Given data:
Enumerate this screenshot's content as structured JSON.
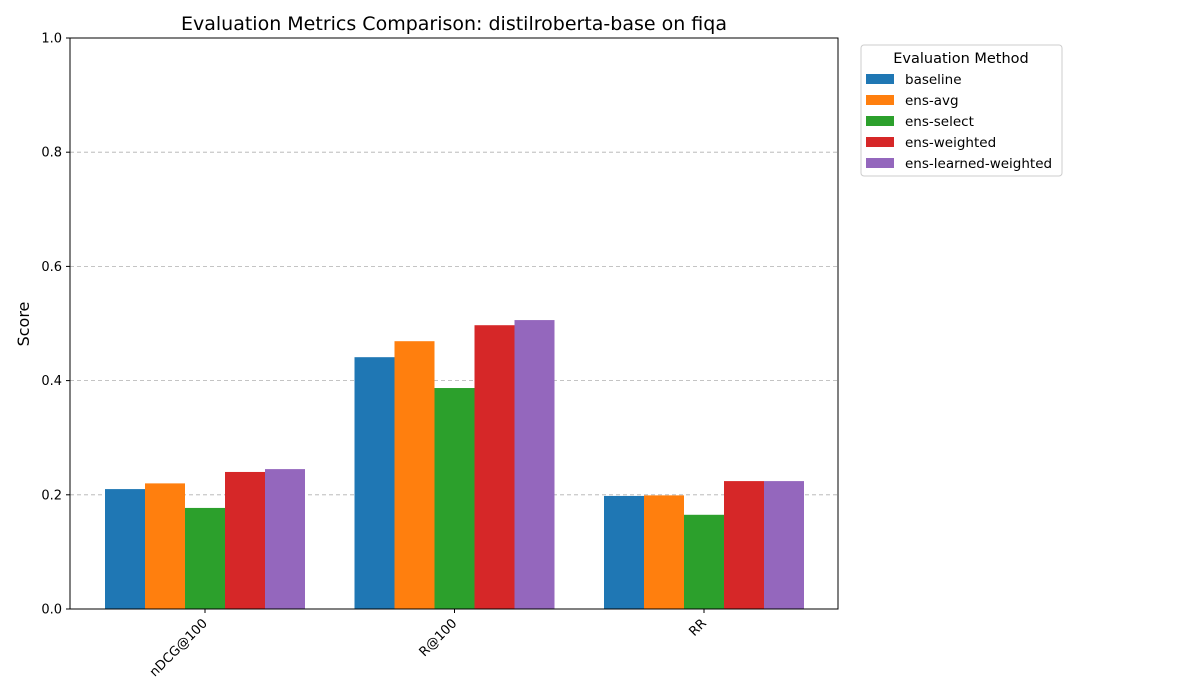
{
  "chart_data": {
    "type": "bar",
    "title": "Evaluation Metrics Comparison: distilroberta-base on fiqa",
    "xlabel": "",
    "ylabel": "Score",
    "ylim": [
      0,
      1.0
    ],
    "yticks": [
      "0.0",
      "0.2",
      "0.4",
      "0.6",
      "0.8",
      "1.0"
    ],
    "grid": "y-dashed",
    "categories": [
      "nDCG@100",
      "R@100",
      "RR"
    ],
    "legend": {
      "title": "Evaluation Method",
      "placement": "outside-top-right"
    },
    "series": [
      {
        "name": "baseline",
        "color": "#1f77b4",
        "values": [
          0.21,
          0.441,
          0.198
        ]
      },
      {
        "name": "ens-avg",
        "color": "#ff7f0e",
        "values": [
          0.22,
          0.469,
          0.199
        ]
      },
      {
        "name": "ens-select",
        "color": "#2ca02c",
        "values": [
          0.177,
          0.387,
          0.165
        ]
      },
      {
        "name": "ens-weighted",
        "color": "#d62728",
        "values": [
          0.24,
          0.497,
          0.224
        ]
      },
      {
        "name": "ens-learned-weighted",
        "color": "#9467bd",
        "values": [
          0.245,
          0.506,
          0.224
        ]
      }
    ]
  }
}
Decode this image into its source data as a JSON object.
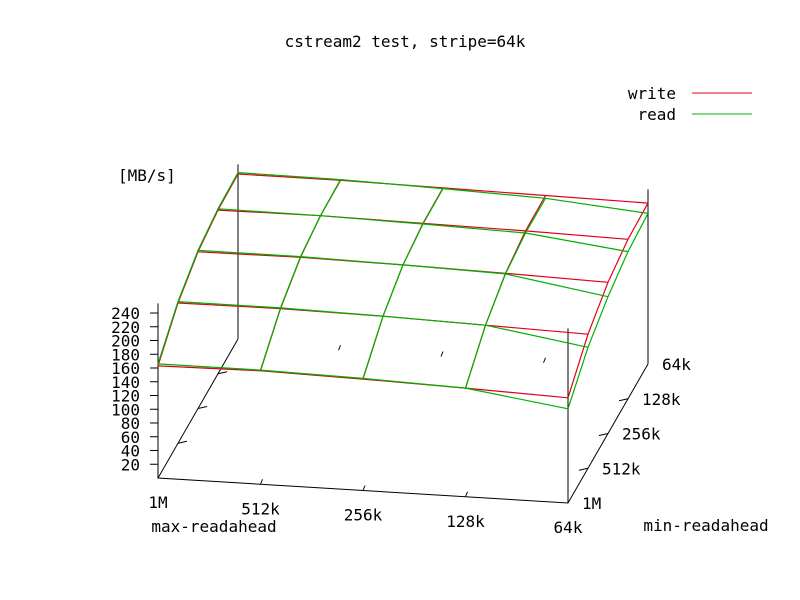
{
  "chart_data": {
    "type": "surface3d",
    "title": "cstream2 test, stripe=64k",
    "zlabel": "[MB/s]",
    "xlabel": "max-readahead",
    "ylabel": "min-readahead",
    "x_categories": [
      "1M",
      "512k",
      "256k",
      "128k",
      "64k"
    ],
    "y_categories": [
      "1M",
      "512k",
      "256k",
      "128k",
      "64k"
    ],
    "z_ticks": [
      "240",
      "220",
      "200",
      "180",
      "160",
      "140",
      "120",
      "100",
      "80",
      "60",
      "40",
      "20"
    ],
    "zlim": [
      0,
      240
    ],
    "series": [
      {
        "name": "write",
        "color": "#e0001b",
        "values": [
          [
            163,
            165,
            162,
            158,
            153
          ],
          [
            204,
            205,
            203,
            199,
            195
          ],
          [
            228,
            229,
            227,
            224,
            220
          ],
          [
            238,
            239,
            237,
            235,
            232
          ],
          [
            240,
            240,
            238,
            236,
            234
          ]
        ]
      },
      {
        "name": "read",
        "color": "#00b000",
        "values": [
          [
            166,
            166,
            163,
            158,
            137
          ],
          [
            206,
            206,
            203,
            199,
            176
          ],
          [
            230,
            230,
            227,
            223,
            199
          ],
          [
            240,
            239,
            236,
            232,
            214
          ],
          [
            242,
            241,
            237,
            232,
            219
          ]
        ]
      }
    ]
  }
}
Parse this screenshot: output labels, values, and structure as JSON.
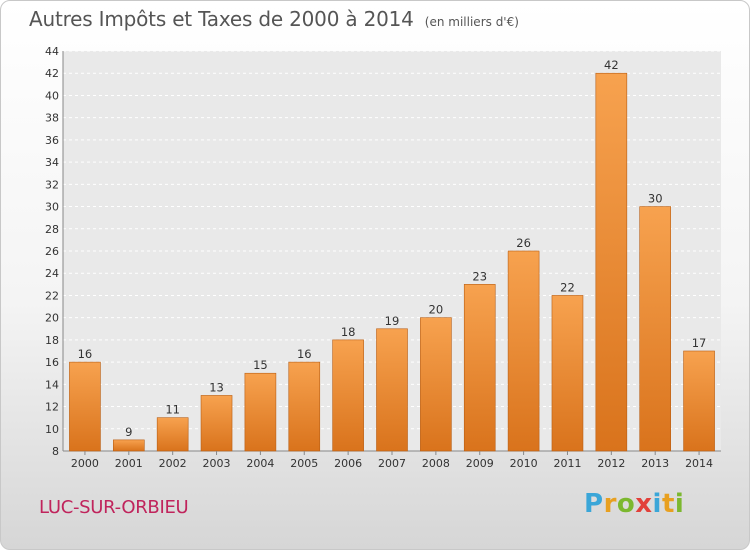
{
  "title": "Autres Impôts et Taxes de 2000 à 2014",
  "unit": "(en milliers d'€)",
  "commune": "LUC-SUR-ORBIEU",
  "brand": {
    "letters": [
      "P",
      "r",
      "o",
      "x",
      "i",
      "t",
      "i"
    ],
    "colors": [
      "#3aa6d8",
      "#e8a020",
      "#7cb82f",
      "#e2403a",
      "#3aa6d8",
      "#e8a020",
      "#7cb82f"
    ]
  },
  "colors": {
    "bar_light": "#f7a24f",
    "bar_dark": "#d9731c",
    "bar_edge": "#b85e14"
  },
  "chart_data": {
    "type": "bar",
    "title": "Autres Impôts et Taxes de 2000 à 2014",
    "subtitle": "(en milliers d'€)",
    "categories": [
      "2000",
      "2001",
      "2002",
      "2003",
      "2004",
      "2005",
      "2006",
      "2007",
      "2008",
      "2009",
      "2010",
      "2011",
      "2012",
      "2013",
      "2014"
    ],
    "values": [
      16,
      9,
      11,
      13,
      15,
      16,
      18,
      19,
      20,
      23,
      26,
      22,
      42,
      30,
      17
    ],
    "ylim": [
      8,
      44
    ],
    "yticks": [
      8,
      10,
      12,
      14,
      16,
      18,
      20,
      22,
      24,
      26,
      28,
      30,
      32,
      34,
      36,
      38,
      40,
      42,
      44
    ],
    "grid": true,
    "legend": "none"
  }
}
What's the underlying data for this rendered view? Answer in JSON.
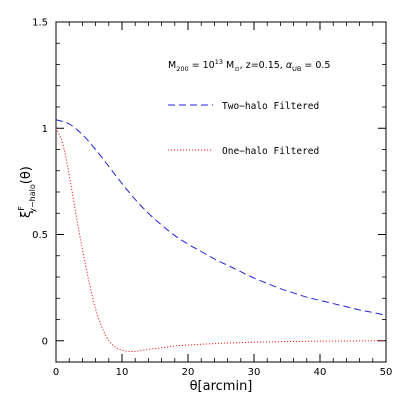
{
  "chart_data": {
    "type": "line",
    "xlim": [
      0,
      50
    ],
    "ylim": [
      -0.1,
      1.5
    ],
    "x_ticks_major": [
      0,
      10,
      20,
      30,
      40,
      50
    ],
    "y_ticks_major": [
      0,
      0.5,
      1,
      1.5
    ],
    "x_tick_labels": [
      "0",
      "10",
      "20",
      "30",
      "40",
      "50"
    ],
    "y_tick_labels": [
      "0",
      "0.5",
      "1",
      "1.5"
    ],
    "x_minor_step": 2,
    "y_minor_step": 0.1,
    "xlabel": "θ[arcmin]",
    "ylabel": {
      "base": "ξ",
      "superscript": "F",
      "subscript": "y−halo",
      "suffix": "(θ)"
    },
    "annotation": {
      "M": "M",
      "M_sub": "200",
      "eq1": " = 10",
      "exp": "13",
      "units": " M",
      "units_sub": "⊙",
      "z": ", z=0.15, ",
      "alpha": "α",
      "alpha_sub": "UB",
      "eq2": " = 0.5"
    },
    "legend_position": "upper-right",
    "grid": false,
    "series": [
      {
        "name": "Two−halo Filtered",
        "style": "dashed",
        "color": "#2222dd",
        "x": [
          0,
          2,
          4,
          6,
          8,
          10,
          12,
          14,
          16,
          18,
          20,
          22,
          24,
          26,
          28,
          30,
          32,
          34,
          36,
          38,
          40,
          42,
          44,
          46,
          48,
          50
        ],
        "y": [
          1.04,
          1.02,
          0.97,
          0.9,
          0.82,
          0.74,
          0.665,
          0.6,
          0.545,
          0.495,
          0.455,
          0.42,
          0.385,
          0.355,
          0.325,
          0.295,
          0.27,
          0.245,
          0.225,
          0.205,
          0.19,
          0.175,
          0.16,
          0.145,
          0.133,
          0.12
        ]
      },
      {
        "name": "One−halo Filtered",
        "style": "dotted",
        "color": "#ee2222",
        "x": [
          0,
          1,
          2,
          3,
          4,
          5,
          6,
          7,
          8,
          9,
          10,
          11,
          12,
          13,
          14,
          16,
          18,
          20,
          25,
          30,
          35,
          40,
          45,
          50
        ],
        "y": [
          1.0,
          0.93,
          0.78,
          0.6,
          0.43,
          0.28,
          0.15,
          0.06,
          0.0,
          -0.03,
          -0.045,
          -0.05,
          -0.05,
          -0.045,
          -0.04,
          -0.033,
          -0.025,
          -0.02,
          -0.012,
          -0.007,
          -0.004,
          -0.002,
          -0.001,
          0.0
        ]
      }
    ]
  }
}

What is needed:
The records above need to be given again exactly. Omit the pictures.

Response:
Enumerate this screenshot's content as structured JSON.
{
  "chart_data": {
    "type": "bar",
    "title": "Evaluation Metrics Comparison: distilroberta-base on fiqa",
    "xlabel": "",
    "ylabel": "Score",
    "ylim": [
      0,
      1.0
    ],
    "yticks": [
      "0.0",
      "0.2",
      "0.4",
      "0.6",
      "0.8",
      "1.0"
    ],
    "grid": "y-dashed",
    "categories": [
      "nDCG@100",
      "R@100",
      "RR"
    ],
    "legend": {
      "title": "Evaluation Method",
      "placement": "outside-top-right"
    },
    "series": [
      {
        "name": "baseline",
        "color": "#1f77b4",
        "values": [
          0.21,
          0.441,
          0.198
        ]
      },
      {
        "name": "ens-avg",
        "color": "#ff7f0e",
        "values": [
          0.22,
          0.469,
          0.199
        ]
      },
      {
        "name": "ens-select",
        "color": "#2ca02c",
        "values": [
          0.177,
          0.387,
          0.165
        ]
      },
      {
        "name": "ens-weighted",
        "color": "#d62728",
        "values": [
          0.24,
          0.497,
          0.224
        ]
      },
      {
        "name": "ens-learned-weighted",
        "color": "#9467bd",
        "values": [
          0.245,
          0.506,
          0.224
        ]
      }
    ]
  }
}
Decode this image into its source data as a JSON object.
{
  "chart_data": {
    "type": "surface3d",
    "title": "cstream2 test, stripe=64k",
    "zlabel": "[MB/s]",
    "xlabel": "max-readahead",
    "ylabel": "min-readahead",
    "x_categories": [
      "1M",
      "512k",
      "256k",
      "128k",
      "64k"
    ],
    "y_categories": [
      "1M",
      "512k",
      "256k",
      "128k",
      "64k"
    ],
    "z_ticks": [
      "240",
      "220",
      "200",
      "180",
      "160",
      "140",
      "120",
      "100",
      "80",
      "60",
      "40",
      "20"
    ],
    "zlim": [
      0,
      240
    ],
    "series": [
      {
        "name": "write",
        "color": "#e0001b",
        "values": [
          [
            163,
            165,
            162,
            158,
            153
          ],
          [
            204,
            205,
            203,
            199,
            195
          ],
          [
            228,
            229,
            227,
            224,
            220
          ],
          [
            238,
            239,
            237,
            235,
            232
          ],
          [
            240,
            240,
            238,
            236,
            234
          ]
        ]
      },
      {
        "name": "read",
        "color": "#00b000",
        "values": [
          [
            166,
            166,
            163,
            158,
            137
          ],
          [
            206,
            206,
            203,
            199,
            176
          ],
          [
            230,
            230,
            227,
            223,
            199
          ],
          [
            240,
            239,
            236,
            232,
            214
          ],
          [
            242,
            241,
            237,
            232,
            219
          ]
        ]
      }
    ]
  }
}
Parse this screenshot: output labels, values, and structure as JSON.
{
  "title": "Autres Impôts et Taxes de 2000 à 2014",
  "unit": "(en milliers d'€)",
  "commune": "LUC-SUR-ORBIEU",
  "brand": {
    "letters": [
      "P",
      "r",
      "o",
      "x",
      "i",
      "t",
      "i"
    ],
    "colors": [
      "#3aa6d8",
      "#e8a020",
      "#7cb82f",
      "#e2403a",
      "#3aa6d8",
      "#e8a020",
      "#7cb82f"
    ]
  },
  "colors": {
    "bar_light": "#f7a24f",
    "bar_dark": "#d9731c",
    "bar_edge": "#b85e14"
  },
  "chart_data": {
    "type": "bar",
    "title": "Autres Impôts et Taxes de 2000 à 2014",
    "subtitle": "(en milliers d'€)",
    "categories": [
      "2000",
      "2001",
      "2002",
      "2003",
      "2004",
      "2005",
      "2006",
      "2007",
      "2008",
      "2009",
      "2010",
      "2011",
      "2012",
      "2013",
      "2014"
    ],
    "values": [
      16,
      9,
      11,
      13,
      15,
      16,
      18,
      19,
      20,
      23,
      26,
      22,
      42,
      30,
      17
    ],
    "ylim": [
      8,
      44
    ],
    "yticks": [
      8,
      10,
      12,
      14,
      16,
      18,
      20,
      22,
      24,
      26,
      28,
      30,
      32,
      34,
      36,
      38,
      40,
      42,
      44
    ],
    "grid": true,
    "legend": "none"
  }
}
What's the underlying data for this rendered view? Answer in JSON.
{
  "chart_data": {
    "type": "line",
    "xlim": [
      0,
      50
    ],
    "ylim": [
      -0.1,
      1.5
    ],
    "x_ticks_major": [
      0,
      10,
      20,
      30,
      40,
      50
    ],
    "y_ticks_major": [
      0,
      0.5,
      1,
      1.5
    ],
    "x_tick_labels": [
      "0",
      "10",
      "20",
      "30",
      "40",
      "50"
    ],
    "y_tick_labels": [
      "0",
      "0.5",
      "1",
      "1.5"
    ],
    "x_minor_step": 2,
    "y_minor_step": 0.1,
    "xlabel": "θ[arcmin]",
    "ylabel": {
      "base": "ξ",
      "superscript": "F",
      "subscript": "y−halo",
      "suffix": "(θ)"
    },
    "annotation": {
      "M": "M",
      "M_sub": "200",
      "eq1": " = 10",
      "exp": "13",
      "units": " M",
      "units_sub": "⊙",
      "z": ", z=0.15, ",
      "alpha": "α",
      "alpha_sub": "UB",
      "eq2": " = 0.5"
    },
    "legend_position": "upper-right",
    "grid": false,
    "series": [
      {
        "name": "Two−halo Filtered",
        "style": "dashed",
        "color": "#2222dd",
        "x": [
          0,
          2,
          4,
          6,
          8,
          10,
          12,
          14,
          16,
          18,
          20,
          22,
          24,
          26,
          28,
          30,
          32,
          34,
          36,
          38,
          40,
          42,
          44,
          46,
          48,
          50
        ],
        "y": [
          1.04,
          1.02,
          0.97,
          0.9,
          0.82,
          0.74,
          0.665,
          0.6,
          0.545,
          0.495,
          0.455,
          0.42,
          0.385,
          0.355,
          0.325,
          0.295,
          0.27,
          0.245,
          0.225,
          0.205,
          0.19,
          0.175,
          0.16,
          0.145,
          0.133,
          0.12
        ]
      },
      {
        "name": "One−halo Filtered",
        "style": "dotted",
        "color": "#ee2222",
        "x": [
          0,
          1,
          2,
          3,
          4,
          5,
          6,
          7,
          8,
          9,
          10,
          11,
          12,
          13,
          14,
          16,
          18,
          20,
          25,
          30,
          35,
          40,
          45,
          50
        ],
        "y": [
          1.0,
          0.93,
          0.78,
          0.6,
          0.43,
          0.28,
          0.15,
          0.06,
          0.0,
          -0.03,
          -0.045,
          -0.05,
          -0.05,
          -0.045,
          -0.04,
          -0.033,
          -0.025,
          -0.02,
          -0.012,
          -0.007,
          -0.004,
          -0.002,
          -0.001,
          0.0
        ]
      }
    ]
  }
}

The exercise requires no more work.